PROBLEM TO SOLVE: Look through the material below and count the lines with the string "βρίσκεται". Report only the count.

DATA FOR THE TASK:
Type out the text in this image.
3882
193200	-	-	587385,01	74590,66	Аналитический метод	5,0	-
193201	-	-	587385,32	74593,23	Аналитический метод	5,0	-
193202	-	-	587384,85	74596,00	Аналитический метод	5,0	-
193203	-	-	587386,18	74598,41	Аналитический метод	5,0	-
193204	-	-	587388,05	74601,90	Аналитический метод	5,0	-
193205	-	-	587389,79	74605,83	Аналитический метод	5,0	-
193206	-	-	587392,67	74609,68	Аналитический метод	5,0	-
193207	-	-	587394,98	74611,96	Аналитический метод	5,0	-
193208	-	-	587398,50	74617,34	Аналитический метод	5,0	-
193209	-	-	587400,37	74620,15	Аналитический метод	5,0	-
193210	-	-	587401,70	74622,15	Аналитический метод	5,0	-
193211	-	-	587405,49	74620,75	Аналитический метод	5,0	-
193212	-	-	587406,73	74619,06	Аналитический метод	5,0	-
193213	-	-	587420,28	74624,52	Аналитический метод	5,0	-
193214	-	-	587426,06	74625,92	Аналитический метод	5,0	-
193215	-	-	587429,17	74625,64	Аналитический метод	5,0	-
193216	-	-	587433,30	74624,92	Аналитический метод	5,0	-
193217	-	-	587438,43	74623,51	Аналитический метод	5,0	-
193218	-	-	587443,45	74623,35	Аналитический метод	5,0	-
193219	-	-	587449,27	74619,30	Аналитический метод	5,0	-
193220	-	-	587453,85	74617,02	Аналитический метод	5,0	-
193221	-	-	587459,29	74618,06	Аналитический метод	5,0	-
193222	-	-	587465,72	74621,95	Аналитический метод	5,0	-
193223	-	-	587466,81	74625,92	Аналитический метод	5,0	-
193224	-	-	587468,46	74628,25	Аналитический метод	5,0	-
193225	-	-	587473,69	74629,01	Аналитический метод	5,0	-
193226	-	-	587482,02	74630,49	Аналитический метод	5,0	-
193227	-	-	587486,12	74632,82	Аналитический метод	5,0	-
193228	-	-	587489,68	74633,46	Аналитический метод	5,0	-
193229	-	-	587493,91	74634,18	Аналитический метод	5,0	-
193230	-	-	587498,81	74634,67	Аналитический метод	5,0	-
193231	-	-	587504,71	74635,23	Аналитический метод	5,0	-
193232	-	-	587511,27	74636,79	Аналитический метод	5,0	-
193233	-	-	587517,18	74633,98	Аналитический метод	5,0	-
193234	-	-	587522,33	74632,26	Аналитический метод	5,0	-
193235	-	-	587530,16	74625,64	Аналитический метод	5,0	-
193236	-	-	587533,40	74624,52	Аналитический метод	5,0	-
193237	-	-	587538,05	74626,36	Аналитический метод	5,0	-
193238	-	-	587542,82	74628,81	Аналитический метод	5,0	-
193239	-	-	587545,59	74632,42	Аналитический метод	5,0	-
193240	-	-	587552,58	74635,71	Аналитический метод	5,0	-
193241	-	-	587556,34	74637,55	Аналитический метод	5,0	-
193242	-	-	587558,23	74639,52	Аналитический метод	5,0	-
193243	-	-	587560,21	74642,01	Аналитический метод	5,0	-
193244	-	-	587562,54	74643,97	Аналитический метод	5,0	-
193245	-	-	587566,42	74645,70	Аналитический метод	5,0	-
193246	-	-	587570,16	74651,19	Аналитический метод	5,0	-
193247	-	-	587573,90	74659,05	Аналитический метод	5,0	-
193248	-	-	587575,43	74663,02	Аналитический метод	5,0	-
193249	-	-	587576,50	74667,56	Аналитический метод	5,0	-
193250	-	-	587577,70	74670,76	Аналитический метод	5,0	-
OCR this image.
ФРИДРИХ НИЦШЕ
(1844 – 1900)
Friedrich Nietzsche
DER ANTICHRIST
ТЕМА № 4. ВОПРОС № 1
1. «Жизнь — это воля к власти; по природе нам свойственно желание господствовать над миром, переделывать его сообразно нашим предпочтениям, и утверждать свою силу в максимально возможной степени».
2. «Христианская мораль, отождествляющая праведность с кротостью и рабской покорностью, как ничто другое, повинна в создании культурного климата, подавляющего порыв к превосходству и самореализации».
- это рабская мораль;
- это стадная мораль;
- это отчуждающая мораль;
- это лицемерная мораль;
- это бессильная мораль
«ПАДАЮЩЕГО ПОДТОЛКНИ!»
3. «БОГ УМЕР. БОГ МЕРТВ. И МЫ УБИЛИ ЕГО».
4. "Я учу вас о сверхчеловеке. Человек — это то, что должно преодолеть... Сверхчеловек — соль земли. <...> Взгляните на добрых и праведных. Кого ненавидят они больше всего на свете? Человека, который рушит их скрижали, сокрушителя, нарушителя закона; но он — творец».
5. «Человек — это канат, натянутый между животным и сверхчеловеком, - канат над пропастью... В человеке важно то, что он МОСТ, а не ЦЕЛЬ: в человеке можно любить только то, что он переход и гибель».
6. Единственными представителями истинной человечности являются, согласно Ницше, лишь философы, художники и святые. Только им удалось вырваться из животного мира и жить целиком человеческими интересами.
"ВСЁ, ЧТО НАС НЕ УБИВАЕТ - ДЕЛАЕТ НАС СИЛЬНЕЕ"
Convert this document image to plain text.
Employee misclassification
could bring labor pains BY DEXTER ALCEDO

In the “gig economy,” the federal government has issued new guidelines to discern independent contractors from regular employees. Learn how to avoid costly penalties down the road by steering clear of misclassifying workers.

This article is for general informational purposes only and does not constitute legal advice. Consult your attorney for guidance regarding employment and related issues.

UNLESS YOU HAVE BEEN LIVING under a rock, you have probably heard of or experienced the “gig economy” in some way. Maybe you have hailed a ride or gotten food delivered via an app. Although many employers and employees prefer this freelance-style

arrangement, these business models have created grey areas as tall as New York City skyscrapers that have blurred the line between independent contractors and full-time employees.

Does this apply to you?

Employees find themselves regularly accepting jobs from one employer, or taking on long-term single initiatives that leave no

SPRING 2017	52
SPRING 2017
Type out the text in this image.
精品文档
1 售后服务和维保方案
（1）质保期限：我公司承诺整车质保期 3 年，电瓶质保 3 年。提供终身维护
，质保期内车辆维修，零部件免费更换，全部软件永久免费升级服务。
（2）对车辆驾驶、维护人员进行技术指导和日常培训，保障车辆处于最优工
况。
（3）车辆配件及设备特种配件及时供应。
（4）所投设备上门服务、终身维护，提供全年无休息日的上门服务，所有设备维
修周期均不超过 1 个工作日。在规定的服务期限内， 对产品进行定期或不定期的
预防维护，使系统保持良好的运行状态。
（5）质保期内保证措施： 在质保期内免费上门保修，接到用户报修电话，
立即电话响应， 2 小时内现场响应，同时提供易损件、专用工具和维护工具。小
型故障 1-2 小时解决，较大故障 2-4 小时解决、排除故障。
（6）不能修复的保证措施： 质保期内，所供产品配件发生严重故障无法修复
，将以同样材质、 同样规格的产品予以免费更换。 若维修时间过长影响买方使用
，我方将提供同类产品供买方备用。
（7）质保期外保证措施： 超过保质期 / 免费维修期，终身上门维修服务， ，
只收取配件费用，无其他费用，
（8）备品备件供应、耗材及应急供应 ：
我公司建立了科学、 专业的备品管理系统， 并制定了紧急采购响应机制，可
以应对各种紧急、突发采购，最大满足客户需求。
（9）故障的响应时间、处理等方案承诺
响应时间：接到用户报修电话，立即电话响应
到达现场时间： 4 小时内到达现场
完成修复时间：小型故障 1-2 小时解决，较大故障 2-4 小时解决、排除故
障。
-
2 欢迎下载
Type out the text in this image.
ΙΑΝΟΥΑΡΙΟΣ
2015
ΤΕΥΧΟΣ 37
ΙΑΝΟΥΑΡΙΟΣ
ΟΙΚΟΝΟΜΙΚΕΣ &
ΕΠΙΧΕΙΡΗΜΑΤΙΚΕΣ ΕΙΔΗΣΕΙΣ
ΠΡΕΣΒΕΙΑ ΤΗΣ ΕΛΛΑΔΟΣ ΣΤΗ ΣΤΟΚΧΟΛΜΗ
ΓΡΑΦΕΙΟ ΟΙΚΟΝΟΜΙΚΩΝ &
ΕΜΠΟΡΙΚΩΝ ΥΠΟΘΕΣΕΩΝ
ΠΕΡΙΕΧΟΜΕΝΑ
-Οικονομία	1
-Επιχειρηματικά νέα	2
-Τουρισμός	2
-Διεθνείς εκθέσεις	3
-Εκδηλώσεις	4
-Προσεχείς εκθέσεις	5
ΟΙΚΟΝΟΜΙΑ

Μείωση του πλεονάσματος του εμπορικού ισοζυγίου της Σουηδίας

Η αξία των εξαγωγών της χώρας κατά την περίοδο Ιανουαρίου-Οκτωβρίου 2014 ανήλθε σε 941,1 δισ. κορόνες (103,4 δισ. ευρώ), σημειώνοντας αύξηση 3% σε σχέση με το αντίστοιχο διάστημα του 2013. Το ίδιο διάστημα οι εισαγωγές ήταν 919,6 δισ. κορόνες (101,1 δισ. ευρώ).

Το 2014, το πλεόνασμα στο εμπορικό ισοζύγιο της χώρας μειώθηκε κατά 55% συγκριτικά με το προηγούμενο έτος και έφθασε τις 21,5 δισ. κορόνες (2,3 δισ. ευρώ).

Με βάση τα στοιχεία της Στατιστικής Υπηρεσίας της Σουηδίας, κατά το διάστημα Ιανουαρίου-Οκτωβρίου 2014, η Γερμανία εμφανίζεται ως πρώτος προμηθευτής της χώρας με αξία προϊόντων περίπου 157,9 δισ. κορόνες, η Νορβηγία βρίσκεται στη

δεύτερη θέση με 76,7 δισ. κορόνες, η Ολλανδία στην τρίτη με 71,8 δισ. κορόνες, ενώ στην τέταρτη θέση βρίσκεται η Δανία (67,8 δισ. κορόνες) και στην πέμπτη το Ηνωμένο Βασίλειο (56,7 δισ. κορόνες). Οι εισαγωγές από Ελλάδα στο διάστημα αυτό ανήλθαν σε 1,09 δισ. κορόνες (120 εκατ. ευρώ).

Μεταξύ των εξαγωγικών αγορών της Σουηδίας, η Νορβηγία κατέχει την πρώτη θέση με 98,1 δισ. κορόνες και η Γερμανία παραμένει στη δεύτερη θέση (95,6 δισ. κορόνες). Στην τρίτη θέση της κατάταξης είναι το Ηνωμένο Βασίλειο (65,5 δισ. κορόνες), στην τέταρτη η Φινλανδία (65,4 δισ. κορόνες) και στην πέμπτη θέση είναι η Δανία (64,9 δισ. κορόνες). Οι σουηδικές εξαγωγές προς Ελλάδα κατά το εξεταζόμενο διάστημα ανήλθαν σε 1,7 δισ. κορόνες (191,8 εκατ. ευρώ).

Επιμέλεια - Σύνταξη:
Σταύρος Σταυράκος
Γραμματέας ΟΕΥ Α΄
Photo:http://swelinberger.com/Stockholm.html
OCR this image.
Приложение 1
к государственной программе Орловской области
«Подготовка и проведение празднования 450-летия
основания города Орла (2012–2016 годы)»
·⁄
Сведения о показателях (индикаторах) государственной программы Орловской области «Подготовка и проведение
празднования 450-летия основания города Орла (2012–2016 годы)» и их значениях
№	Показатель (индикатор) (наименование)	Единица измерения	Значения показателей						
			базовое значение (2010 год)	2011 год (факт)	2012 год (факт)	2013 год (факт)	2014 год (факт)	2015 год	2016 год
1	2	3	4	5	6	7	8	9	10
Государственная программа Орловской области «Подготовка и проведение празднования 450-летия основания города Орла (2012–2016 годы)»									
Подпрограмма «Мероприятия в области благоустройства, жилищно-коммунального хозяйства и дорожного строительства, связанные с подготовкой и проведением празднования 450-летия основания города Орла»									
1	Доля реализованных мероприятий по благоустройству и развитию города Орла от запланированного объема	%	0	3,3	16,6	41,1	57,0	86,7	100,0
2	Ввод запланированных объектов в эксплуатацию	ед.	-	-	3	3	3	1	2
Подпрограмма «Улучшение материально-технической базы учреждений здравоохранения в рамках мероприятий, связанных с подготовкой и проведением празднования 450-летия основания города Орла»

OUTPUT FOR THIS EXERCISE: 2